Exercise tasks:
1. List every step the piece on Festival ticket pricing tells buyers to take.
2. Write the next part of the piece on Festival ticket pricing, picking up after its final sentence.

Provided passage:
In her Scotsman interview, Nicola Benedetti used the phrase “” familiar enough if booking
tickets in certain theatres, but not one that has been used in EIF pricing. She said “ There
are many people who can afford expensive, premium tickets.” Indeed there are, but with
many Festival tickets becoming a luxury item, some people are treating themselves to
fewer but more expensive tickets. After the publicity about multi-buy offers – “the best
discounted deals the Festival has ever had” – it seems petty to exclude the higher-priced
tickets, and strange, to say the least, to fail to provide this information in the printed programme.
So let the buyer beware and check the small print before buying tickets. If any of your
discounts aren’t applied, email the box office, and if you don’t get a multi-buy ticket
discount because one or more of your tickets is a “premium” one, phone the box-office to
ask to change the ticket(s) for the next price down. The staff are very helpful, and are
already aware of the pitfalls!

Comments

  • Cynical Bystander says:

    I doubt those who can pay the eye watering, not to say bank busting, prices for Salzburg and most other summer festivals might think £149 chicken feed. Ditto Covent Garden where top ticket prices for their new Carmen are 50% more expensive. As to approaching Salzburg, Edinburgh has hardly left Waverley Station.

Supplied data:
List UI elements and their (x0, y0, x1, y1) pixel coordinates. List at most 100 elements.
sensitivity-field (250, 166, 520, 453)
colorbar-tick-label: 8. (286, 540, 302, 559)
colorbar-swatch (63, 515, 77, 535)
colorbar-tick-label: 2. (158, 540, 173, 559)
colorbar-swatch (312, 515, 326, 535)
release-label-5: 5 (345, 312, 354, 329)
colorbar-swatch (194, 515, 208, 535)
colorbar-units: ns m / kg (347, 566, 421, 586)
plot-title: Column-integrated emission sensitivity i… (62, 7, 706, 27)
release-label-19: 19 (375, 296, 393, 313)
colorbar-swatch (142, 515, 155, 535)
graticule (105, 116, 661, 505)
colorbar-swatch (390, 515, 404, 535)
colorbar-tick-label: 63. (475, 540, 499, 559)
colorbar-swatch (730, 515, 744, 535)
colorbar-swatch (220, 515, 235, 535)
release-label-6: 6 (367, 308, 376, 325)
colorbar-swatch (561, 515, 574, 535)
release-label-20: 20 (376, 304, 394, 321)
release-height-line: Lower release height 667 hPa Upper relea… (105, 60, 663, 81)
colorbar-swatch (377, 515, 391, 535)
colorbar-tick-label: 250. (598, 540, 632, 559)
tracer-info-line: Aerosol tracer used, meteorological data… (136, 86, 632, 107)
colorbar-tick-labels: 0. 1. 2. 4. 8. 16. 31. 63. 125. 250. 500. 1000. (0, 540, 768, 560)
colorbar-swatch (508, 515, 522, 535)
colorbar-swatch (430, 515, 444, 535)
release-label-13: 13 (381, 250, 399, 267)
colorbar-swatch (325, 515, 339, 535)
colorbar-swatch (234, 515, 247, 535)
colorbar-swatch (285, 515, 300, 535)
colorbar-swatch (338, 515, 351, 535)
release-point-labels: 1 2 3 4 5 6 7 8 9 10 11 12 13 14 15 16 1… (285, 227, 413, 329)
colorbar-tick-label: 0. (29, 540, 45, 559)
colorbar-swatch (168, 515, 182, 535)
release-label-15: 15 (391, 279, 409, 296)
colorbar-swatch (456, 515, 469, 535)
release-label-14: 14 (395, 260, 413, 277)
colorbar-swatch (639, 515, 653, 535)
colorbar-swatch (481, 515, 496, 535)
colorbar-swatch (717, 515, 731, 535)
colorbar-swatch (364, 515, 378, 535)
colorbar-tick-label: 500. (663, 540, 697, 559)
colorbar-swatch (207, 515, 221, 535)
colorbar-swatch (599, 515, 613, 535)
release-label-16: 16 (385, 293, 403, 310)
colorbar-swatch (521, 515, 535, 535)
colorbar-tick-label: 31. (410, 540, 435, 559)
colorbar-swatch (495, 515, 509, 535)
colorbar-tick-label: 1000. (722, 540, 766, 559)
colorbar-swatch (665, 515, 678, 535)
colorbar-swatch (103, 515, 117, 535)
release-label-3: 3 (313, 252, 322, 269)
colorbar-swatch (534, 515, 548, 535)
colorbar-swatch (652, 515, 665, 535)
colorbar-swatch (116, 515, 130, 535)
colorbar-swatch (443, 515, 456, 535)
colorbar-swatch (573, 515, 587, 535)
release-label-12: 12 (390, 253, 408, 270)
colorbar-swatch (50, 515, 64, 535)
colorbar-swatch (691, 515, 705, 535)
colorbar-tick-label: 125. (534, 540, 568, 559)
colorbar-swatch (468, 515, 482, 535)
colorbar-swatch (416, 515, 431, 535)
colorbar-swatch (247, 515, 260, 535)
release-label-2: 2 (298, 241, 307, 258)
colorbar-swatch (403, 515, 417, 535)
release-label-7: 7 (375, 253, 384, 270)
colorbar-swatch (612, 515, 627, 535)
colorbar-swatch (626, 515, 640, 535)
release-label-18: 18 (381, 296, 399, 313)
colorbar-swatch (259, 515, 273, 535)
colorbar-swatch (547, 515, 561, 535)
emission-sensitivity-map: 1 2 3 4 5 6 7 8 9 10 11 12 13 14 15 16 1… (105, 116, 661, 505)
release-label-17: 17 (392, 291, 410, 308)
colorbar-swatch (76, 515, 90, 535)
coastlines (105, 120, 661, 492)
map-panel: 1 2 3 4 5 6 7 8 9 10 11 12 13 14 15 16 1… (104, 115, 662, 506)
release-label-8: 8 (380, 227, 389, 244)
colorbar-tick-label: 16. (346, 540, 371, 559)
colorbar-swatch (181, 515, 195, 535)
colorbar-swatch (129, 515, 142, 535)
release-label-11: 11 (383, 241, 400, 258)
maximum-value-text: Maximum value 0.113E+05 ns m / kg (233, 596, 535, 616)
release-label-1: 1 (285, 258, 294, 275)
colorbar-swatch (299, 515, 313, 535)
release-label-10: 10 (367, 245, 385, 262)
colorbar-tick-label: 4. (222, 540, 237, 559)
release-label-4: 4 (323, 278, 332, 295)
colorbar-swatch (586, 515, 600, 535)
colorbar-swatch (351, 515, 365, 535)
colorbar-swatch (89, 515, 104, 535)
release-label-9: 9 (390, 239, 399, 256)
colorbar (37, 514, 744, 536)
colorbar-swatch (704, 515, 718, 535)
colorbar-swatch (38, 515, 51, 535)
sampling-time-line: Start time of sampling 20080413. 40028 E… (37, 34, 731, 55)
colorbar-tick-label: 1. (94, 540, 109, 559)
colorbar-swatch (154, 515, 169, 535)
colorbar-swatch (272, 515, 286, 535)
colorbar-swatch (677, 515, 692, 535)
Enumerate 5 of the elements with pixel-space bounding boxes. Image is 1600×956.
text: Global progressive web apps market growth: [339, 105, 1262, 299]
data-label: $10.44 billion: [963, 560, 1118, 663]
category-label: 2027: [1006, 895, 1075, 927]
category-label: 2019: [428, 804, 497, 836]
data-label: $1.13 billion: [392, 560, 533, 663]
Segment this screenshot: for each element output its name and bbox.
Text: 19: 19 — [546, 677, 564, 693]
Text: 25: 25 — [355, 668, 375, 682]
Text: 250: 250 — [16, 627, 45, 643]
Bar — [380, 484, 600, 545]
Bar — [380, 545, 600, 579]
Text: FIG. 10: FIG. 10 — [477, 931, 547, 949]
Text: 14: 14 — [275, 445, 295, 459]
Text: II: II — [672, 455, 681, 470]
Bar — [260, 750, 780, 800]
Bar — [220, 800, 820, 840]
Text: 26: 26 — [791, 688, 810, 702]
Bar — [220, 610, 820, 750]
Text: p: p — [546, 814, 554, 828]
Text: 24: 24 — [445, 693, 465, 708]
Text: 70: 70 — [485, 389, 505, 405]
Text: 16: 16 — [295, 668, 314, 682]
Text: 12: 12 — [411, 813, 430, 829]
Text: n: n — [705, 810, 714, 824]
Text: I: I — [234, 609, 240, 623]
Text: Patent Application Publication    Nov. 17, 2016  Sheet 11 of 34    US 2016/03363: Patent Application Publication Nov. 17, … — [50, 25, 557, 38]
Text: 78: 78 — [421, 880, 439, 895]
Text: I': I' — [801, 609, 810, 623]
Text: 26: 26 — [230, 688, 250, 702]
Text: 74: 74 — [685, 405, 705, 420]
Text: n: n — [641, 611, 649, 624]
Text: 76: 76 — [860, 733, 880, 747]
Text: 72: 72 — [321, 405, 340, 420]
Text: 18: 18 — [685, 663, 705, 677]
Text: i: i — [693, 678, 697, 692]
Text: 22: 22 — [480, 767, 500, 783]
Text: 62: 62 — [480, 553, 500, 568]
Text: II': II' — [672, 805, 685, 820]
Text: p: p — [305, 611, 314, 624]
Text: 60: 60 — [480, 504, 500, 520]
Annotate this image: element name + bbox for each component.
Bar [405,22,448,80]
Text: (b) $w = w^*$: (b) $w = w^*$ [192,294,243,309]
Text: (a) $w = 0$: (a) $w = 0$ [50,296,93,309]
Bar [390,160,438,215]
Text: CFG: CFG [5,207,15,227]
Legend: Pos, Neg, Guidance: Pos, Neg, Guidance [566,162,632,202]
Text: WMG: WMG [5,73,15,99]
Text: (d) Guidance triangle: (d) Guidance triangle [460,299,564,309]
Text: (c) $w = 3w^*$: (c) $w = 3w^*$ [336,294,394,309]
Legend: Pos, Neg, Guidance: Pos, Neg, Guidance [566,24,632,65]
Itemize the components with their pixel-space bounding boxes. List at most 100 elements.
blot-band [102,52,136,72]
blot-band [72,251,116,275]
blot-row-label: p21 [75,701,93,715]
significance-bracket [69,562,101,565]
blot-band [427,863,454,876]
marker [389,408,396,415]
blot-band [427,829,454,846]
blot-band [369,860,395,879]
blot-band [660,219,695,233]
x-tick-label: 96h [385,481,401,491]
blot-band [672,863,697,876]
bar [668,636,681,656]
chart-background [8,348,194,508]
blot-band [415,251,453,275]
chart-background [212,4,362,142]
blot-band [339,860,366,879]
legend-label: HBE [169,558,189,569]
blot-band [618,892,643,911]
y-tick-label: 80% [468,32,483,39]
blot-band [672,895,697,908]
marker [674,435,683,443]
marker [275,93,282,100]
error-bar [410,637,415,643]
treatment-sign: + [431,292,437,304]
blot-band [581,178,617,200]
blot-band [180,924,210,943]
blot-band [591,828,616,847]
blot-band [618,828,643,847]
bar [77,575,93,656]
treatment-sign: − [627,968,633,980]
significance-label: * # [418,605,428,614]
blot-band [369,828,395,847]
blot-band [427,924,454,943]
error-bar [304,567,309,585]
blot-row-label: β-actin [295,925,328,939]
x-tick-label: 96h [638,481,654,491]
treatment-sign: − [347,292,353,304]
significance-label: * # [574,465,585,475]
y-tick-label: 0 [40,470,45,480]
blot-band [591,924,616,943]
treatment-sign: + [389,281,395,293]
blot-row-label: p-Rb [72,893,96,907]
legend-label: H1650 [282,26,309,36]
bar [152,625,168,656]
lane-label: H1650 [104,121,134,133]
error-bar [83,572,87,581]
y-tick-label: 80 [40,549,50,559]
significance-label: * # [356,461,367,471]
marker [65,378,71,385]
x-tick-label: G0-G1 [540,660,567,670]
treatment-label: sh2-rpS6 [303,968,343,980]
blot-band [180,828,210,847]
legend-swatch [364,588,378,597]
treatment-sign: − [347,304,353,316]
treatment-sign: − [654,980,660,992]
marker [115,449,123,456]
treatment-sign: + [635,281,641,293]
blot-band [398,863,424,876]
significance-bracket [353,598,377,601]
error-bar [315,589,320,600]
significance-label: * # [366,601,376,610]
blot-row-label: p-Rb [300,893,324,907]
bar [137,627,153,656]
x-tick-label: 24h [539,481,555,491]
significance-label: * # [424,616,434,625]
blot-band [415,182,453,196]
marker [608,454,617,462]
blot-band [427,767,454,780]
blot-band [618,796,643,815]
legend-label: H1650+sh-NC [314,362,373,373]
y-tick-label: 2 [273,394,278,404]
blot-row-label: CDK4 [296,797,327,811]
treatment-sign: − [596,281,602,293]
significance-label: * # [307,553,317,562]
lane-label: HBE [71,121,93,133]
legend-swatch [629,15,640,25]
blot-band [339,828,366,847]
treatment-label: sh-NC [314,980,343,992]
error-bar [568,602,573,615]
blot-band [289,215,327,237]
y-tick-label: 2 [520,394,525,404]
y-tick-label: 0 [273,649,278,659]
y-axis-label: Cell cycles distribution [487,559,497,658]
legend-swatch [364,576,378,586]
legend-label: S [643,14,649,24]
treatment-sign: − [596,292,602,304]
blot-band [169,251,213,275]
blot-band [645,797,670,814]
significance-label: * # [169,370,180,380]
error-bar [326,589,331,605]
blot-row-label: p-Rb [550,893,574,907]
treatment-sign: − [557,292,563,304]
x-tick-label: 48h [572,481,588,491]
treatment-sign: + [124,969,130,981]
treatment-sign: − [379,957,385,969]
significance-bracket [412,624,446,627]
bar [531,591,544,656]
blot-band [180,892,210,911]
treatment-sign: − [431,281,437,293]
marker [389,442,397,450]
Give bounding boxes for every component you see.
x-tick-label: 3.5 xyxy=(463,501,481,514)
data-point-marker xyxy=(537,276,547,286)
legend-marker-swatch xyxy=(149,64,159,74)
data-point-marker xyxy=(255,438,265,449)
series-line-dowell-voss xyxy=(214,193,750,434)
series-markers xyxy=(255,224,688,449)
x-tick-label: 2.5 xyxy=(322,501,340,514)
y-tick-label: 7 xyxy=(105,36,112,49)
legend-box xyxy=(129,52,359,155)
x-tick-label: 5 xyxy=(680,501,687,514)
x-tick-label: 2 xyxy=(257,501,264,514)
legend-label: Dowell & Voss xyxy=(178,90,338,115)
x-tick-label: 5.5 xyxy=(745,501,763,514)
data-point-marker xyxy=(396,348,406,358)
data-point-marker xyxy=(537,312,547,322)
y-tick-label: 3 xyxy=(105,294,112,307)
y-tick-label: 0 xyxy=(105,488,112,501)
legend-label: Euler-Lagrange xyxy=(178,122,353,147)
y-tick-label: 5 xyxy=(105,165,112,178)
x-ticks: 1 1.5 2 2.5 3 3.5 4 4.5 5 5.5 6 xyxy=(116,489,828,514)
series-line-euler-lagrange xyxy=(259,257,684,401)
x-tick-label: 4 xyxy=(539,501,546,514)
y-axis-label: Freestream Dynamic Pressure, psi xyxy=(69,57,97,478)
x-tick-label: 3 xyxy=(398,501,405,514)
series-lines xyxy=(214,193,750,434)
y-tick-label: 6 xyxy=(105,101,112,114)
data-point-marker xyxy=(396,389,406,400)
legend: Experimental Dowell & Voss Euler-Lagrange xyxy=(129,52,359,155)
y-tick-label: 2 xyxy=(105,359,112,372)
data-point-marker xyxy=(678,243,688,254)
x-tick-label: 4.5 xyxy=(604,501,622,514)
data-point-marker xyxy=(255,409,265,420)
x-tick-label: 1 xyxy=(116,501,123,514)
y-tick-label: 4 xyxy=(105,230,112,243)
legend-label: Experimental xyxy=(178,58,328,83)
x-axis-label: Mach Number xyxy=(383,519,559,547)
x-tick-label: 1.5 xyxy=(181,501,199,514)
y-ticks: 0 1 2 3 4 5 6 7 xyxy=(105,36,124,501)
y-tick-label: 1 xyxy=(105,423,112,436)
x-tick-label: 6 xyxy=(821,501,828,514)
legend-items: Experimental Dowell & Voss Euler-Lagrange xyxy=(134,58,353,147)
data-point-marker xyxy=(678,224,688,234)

Written responses:
1.
- Check the small print before buying tickets.
- Email the box office if any of your discounts aren't applied.
- If you don't get a multi-buy discount because one or more of your tickets is a "premium" one, phone the box office and ask to change the ticket(s) for the next price down.

2.
    • Hugh Kerr says:

      You live up to your title Cynical Bystander! The point the article makes is that ticket prices have doubled in the last few years and many people are being excluded. Yes Covent Garden has higher top end prices but also has lower prices and very low prices for young people. Hugh Kerr Edinburgh Music Review

  • V. Lind says:

    The biggest shock to me is the notion that anyone would pay that for CARMEN. It’s the operatic version of The Nutcracker for me — if I had to sit through another one it would be too soon.

  • william osborne says:

    Classism in the arts. Welcome to an increasingly Americanized Europe.

    • ML says:

      You might want to check the actual facts before reacting to the headline. Edinburgh Festival has some of the most affordable prices compared to most cities in the world for performances and productions of similar quality.

      • william osborne says:

        The most expensive tickets for the performance of Rigoletto tonight at the Stuttgart Opera are 126 Euros. Cheaper than the 179 Euros at Edinburgh.

        • Save the MET says:

          You keep on bringing up provincial theatres, Stuttgart and Freiburg is not a basis of comparison. Edinburgh is a main Summer Festival, not a small theater production in a small town, or city. You want to buy a ticket for an opera performance at the MET, it will cost you more than the same in St. Louis.

      • william osborne says:

        The most expensive weekend ticket for opera in Freiburg is 63 euros. 52 Euros on weeks days.

    • Zandonai says:

      Europe has always welcomed Americanism with open arms including woke-ism that originated in American college campuses.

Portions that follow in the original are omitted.